**TEXT**
---

The Idle Index is an online project featuring screensavers created by artists based in, or with links to, Leicester. We have published a new set of screensavers annually since 2018. The works from 2018 and 2019 can be previewed below.

The full collection – including the 2020 screensavers – is available to access via a Chrome extension.

Download The Idle Index Browser Extension

We’ve recorded a short installation guide here.

The extension allows users to select screensavers to activate during moments of online idleness.

2018

Daniel Cowlam – Thinkers

Daniel Cowlam’s work often borrows and distorts imagery from novels, broadcasting and design history. Thinkers draws from old animation and advertising. Long-legged but otherwise limbless figures march forward (or backwards) across the screen getting nowhere

Anoushka Goodwin – Circuit Cleansing

Cleansing Circuits is a screensaver animated in the Cute Cut video editor app. It is a mash up of the artist’s pseudo spirituality and experimenting with what our personal mobile devices can be pushed to do creatively.

 

Les Hayden – Dinosaurs at Night

Dinosaurs at Night is a comedic animated screensaver. Faced with crashing software when trying to fill the screen with wandering characters, the artist decided to add one large figure instead.

 

Sam Jones – Law of Objects

In Law of Objects, colourful objects fill the monitor, moving into free space, settling together to create a haphazard, multifarious and exciting visual display.

---

**DATASET RECORDS**

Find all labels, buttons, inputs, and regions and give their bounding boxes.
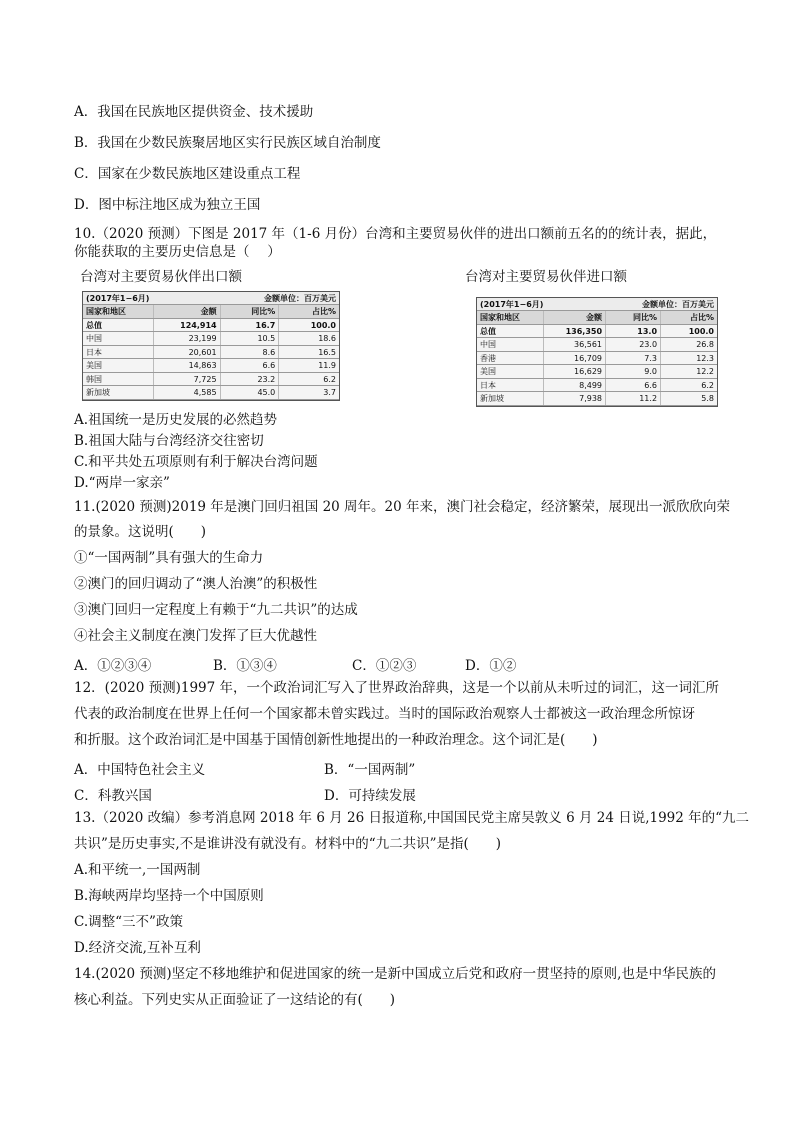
- export-header-region: 国家和地区: [83, 305, 154, 319]
- import-cell: 日本: [477, 378, 543, 392]
- q10-option-b: B.祖国大陆与台湾经济交往密切: [74, 433, 264, 449]
- q9-option-a: A．我国在民族地区提供资金、技术援助: [74, 104, 314, 120]
- import-table: [476, 297, 718, 407]
- import-cell: 8,499: [543, 378, 605, 392]
- table-row: [83, 386, 339, 400]
- export-table-period: (2017年1−6月): [83, 292, 220, 305]
- q12-option-a: A．中国特色社会主义: [74, 762, 206, 778]
- export-cell: 6.6: [220, 359, 279, 373]
- export-header-yoy: 同比%: [220, 305, 279, 319]
- import-cell: 23.0: [606, 338, 661, 352]
- table-row: [477, 392, 717, 406]
- import-cell: 16,629: [543, 365, 605, 379]
- import-cell: 新加坡: [477, 392, 543, 406]
- q11-statement-1: ①“一国两制”具有强大的生命力: [74, 550, 264, 566]
- import-cell: 总值: [477, 324, 543, 338]
- import-cell: 26.8: [661, 338, 717, 352]
- export-cell: 23,199: [154, 332, 220, 346]
- import-cell: 11.2: [606, 392, 661, 406]
- table-row: [477, 351, 717, 365]
- q13-option-d: D.经济交流,互补互利: [74, 940, 201, 956]
- q12-options-row1: [74, 758, 574, 778]
- import-table-unit: 金额单位：百万美元: [606, 298, 717, 311]
- export-cell: 中国: [83, 332, 154, 346]
- q12-stem-line3: 和折服。这个政治词汇是中国基于国情创新性地提出的一种政治理念。这个词汇是( ): [74, 732, 598, 748]
- export-table: [82, 291, 340, 401]
- table-row: [83, 359, 339, 373]
- q11-statement-3: ③澳门回归一定程度上有赖于“九二共识”的达成: [74, 602, 358, 618]
- import-cell: 6.6: [606, 378, 661, 392]
- q11-stem-line1: 11.(2020 预测)2019 年是澳门回归祖国 20 周年。20 年来，澳门社会稳定，经济繁荣，展现出一派欣欣向荣: [74, 499, 731, 515]
- q12-option-b: B．“一国两制”: [324, 762, 416, 778]
- table-row: [477, 365, 717, 379]
- q12-stem-line2: 代表的政治制度在世界上任何一个国家都未曾实践过。当时的国际政治观察人士都被这一政治理念所惊讶: [74, 706, 695, 722]
- import-cell: 美国: [477, 365, 543, 379]
- q9-option-b: B．我国在少数民族聚居地区实行民族区域自治制度: [74, 135, 381, 151]
- q14-stem-line2: 核心利益。下列史实从正面验证了一这结论的有( ): [74, 992, 396, 1008]
- q10-stem-line1: 10.（2020 预测）下图是 2017 年（1-6 月份）台湾和主要贸易伙伴的进出口额前五名的的统计表，据此，: [74, 226, 717, 242]
- q10-stem-line2: 你能获取的主要历史信息是（ ）: [74, 244, 281, 260]
- q13-option-b: B.海峡两岸均坚持一个中国原则: [74, 888, 264, 904]
- import-table-caption: 台湾对主要贸易伙伴进口额: [465, 269, 627, 285]
- q11-stem-line2: 的景象。这说明( ): [74, 524, 207, 540]
- export-header-amount: 金额: [154, 305, 220, 319]
- import-header-amount: 金额: [543, 311, 605, 325]
- import-cell: 100.0: [661, 324, 717, 338]
- export-cell: 16.7: [220, 318, 279, 332]
- export-cell: 8.6: [220, 345, 279, 359]
- import-header-region: 国家和地区: [477, 311, 543, 325]
- table-row: [83, 345, 339, 359]
- q10-option-c: C.和平共处五项原则有利于解决台湾问题: [74, 454, 318, 470]
- export-table-unit: 金额单位：百万美元: [220, 292, 339, 305]
- q12-options-row2: [74, 784, 574, 804]
- import-cell: 香港: [477, 351, 543, 365]
- import-cell: 16,709: [543, 351, 605, 365]
- table-row: [477, 338, 717, 352]
- export-cell: 6.2: [279, 372, 339, 386]
- import-header-yoy: 同比%: [606, 311, 661, 325]
- table-row: [83, 318, 339, 332]
- q9-option-d: D．图中标注地区成为独立王国: [74, 197, 261, 213]
- export-cell: 14,863: [154, 359, 220, 373]
- q11-options: [74, 654, 574, 674]
- q13-stem-line2: 共识”是历史事实,不是谁讲没有就没有。材料中的“九二共识”是指( ): [74, 836, 502, 852]
- import-cell: 7,938: [543, 392, 605, 406]
- import-cell: 12.2: [661, 365, 717, 379]
- export-cell: 11.9: [279, 359, 339, 373]
- export-cell: 韩国: [83, 372, 154, 386]
- export-cell: 18.6: [279, 332, 339, 346]
- q9-option-c: C．国家在少数民族地区建设重点工程: [74, 166, 301, 182]
- q10-option-d: D.“两岸一家亲”: [74, 475, 170, 491]
- table-row: [477, 378, 717, 392]
- q11-option-c: C．①②③: [352, 658, 417, 674]
- import-cell: 6.2: [661, 378, 717, 392]
- export-cell: 美国: [83, 359, 154, 373]
- export-cell: 23.2: [220, 372, 279, 386]
- table-row: [83, 332, 339, 346]
- export-cell: 10.5: [220, 332, 279, 346]
- q13-option-c: C.调整“三不”政策: [74, 914, 183, 930]
- table-row: [477, 324, 717, 338]
- import-cell: 36,561: [543, 338, 605, 352]
- q10-option-a: A.祖国统一是历史发展的必然趋势: [74, 412, 278, 428]
- import-cell: 5.8: [661, 392, 717, 406]
- import-header-share: 占比%: [661, 311, 717, 325]
- q11-option-a: A．①②③④: [74, 658, 152, 674]
- q12-option-c: C．科教兴国: [74, 788, 152, 804]
- import-cell: 中国: [477, 338, 543, 352]
- import-cell: 7.3: [606, 351, 661, 365]
- q13-stem-line1: 13.（2020 改编）参考消息网 2018 年 6 月 26 日报道称,中国国民党主席吴敦义 6 月 24 日说,1992 年的“九二: [74, 810, 750, 826]
- import-cell: 136,350: [543, 324, 605, 338]
- export-cell: 45.0: [220, 386, 279, 400]
- table-row: [83, 372, 339, 386]
- q13-option-a: A.和平统一,一国两制: [74, 862, 201, 878]
- q12-option-d: D．可持续发展: [324, 788, 416, 804]
- q12-stem-line1: 12．(2020 预测)1997 年，一个政治词汇写入了世界政治辞典，这是一个以前从未听过的词汇，这一词汇所: [74, 680, 720, 696]
- q11-statement-2: ②澳门的回归调动了“澳人治澳”的积极性: [74, 576, 318, 592]
- export-cell: 新加坡: [83, 386, 154, 400]
- import-cell: 12.3: [661, 351, 717, 365]
- import-cell: 9.0: [606, 365, 661, 379]
- export-cell: 16.5: [279, 345, 339, 359]
- export-cell: 总值: [83, 318, 154, 332]
- export-cell: 124,914: [154, 318, 220, 332]
- export-cell: 7,725: [154, 372, 220, 386]
- q11-option-b: B．①③④: [213, 658, 277, 674]
- export-cell: 100.0: [279, 318, 339, 332]
- q11-statement-4: ④社会主义制度在澳门发挥了巨大优越性: [74, 628, 317, 644]
- export-header-share: 占比%: [279, 305, 339, 319]
- q14-stem-line1: 14.(2020 预测)坚定不移地维护和促进国家的统一是新中国成立后党和政府一贯坚持的原则,也是中华民族的: [74, 966, 716, 982]
- export-table-caption: 台湾对主要贸易伙伴出口额: [80, 269, 242, 285]
- export-cell: 日本: [83, 345, 154, 359]
- export-cell: 3.7: [279, 386, 339, 400]
- import-cell: 13.0: [606, 324, 661, 338]
- export-cell: 4,585: [154, 386, 220, 400]
- q11-option-d: D．①②: [465, 658, 517, 674]
- export-cell: 20,601: [154, 345, 220, 359]
- import-table-period: (2017年1−6月): [477, 298, 606, 311]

---

**WORK INSTRUCTIONS**
• a. Decide whether each statement agrees with the Idle Index text, answering yes or no and quoting the words of the text that settle it. (i) A new set of screensavers has been published every year since 2018. (ii) The full collection can be accessed through a Firefox add-on. (iii) The artist of Dinosaurs at Night filled the screen with many wandering characters.
• b. Rewrite everything from "Dinosaurs at Night is" down to "large figure instead." in the Idle Index text, changing "one large figure" to "a single giant figure".

**FULL SOLUTIONS**
• a.
(i) Yes: "We have published a new set of screensavers annually since 2018."
(ii) No: "The full collection – including the 2020 screensavers – is available to access via a Chrome extension."
(iii) No: "the artist decided to add one large figure instead."

• b.
Dinosaurs at Night is a comedic animated screensaver. Faced with crashing software when trying to fill the screen with wandering characters, the artist decided to add a single giant figure instead.